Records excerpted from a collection
= = =
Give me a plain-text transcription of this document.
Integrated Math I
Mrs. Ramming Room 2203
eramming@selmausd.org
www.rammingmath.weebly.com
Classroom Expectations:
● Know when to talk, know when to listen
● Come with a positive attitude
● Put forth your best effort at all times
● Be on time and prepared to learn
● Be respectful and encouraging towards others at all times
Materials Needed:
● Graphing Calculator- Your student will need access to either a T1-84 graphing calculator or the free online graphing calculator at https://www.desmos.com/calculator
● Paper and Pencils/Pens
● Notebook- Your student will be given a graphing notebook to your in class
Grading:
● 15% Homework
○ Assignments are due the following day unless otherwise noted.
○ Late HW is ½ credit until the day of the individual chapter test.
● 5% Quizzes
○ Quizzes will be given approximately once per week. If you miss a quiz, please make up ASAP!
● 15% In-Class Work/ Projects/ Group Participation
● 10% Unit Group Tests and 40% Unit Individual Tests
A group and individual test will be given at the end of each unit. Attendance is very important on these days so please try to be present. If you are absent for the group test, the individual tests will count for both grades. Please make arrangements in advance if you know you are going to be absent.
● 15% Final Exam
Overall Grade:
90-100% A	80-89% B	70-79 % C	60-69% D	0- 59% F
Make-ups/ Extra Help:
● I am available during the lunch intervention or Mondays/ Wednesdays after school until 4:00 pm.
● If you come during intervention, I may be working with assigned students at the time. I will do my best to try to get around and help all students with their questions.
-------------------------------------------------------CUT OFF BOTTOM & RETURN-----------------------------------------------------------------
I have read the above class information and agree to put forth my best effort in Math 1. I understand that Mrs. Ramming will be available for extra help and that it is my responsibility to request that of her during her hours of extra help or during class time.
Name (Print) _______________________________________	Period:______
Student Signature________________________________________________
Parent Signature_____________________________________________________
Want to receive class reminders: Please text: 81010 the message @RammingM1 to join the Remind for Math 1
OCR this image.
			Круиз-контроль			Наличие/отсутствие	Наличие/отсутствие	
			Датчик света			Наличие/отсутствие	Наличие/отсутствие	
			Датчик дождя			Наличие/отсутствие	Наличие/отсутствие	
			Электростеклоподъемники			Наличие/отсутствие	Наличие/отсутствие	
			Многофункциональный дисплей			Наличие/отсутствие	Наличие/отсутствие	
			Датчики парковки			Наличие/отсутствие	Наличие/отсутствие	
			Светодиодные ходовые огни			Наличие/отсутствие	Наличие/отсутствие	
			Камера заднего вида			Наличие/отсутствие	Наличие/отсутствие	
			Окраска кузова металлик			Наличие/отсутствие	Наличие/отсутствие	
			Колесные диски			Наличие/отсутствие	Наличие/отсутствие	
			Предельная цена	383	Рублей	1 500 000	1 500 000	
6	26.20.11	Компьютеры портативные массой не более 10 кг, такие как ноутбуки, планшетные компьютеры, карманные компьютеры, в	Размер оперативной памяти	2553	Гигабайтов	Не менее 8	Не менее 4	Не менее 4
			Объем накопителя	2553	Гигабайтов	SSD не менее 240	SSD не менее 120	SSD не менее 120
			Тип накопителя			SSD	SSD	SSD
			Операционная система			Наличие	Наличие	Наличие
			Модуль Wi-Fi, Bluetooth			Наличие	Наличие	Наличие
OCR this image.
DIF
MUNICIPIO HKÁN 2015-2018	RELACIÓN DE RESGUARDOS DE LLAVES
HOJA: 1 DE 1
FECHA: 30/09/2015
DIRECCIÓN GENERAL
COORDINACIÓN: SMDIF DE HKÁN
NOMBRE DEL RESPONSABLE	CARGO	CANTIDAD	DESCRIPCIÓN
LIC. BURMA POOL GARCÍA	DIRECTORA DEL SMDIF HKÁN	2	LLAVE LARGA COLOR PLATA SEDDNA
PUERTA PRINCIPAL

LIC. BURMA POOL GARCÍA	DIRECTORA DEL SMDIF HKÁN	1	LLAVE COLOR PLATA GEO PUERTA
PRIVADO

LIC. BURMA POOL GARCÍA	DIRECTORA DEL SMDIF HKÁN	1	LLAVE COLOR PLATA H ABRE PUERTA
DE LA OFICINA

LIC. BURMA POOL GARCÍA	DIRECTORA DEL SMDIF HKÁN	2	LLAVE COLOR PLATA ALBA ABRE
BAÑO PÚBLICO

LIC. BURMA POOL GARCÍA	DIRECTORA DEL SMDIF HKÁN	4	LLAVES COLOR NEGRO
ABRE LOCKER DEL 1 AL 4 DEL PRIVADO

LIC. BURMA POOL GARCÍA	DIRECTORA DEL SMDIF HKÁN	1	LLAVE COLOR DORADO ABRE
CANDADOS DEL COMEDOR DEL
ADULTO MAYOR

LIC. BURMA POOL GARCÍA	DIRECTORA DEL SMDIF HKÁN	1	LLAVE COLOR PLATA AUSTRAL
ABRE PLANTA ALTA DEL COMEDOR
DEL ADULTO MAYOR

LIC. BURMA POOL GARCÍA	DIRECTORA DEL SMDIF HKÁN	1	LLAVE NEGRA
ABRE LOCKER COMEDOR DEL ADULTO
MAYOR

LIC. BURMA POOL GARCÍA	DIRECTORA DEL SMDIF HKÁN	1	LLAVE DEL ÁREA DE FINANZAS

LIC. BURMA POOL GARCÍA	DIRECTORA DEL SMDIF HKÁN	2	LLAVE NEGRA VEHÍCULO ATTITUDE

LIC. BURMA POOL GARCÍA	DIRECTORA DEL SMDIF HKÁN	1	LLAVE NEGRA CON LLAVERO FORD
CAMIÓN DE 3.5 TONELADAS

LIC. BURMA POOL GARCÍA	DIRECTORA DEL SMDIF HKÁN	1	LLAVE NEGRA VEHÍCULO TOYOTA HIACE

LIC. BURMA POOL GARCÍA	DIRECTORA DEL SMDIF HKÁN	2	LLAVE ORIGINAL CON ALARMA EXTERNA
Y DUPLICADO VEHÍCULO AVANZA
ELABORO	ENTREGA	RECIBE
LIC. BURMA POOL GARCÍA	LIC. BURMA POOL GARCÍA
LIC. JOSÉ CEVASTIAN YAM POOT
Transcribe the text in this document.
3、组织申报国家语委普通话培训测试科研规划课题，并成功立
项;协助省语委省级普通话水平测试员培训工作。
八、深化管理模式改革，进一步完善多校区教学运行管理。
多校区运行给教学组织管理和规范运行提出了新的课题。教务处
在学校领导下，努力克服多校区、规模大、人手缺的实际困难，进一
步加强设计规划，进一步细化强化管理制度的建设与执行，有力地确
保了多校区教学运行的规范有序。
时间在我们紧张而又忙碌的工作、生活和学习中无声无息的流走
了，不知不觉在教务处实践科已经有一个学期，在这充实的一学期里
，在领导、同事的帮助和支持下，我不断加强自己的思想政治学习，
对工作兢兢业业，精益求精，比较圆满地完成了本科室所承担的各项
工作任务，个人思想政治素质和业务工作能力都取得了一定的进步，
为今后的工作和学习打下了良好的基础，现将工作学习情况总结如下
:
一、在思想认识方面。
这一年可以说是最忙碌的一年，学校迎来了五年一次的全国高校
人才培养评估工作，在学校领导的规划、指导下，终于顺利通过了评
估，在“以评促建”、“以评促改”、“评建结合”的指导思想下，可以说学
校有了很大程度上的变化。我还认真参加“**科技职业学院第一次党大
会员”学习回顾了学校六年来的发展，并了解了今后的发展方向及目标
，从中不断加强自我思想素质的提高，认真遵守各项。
= = =
Goal:
Pick out each line that holds the string "effort".

Worked answer:
● Put forth your best effort at all times
I have read the above class information and agree to put forth my best effort in Math 1. I understand that Mrs. Ramming will be available for extra help and that it is my responsibility to request that of her during her hours of extra help or during class time.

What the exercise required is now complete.